TASK DESCRIPTION: Pick out the lines in the listing below that contain the word "this" and copy them.

===

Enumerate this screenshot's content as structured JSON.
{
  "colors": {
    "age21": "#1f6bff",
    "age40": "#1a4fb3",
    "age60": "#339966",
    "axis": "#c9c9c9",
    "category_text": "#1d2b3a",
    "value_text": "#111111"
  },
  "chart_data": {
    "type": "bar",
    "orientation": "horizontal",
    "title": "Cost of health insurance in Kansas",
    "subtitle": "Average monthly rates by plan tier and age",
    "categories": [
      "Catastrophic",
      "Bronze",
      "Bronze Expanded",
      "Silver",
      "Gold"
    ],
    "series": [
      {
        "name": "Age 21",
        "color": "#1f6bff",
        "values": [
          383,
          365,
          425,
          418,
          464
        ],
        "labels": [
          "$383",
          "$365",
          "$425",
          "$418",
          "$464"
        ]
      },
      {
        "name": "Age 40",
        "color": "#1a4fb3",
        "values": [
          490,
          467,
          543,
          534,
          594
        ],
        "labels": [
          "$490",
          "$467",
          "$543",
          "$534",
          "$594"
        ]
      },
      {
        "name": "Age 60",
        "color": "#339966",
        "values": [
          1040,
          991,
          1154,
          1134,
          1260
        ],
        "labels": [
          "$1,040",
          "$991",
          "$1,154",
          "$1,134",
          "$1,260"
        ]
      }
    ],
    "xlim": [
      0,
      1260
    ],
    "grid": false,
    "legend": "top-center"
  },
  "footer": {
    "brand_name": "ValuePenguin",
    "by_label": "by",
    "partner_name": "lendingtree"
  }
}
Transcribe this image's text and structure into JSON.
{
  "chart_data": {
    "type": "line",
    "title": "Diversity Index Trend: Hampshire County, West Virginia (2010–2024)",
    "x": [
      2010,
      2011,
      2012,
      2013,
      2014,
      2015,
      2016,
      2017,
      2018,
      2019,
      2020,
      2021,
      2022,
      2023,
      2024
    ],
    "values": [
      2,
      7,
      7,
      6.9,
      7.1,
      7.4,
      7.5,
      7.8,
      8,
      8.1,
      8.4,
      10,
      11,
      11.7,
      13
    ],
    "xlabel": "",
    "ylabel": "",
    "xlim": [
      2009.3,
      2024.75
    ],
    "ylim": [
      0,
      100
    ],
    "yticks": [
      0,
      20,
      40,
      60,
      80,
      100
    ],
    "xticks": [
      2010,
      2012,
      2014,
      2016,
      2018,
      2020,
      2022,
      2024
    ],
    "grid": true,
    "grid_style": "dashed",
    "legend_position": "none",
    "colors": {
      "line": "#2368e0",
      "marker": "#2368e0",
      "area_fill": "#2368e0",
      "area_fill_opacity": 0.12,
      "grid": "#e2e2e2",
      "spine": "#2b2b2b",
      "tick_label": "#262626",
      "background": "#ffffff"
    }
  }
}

===

IN RESPONSE:
Enumerate this screenshot's content as structured JSON.
Transcribe this image's text and structure into JSON.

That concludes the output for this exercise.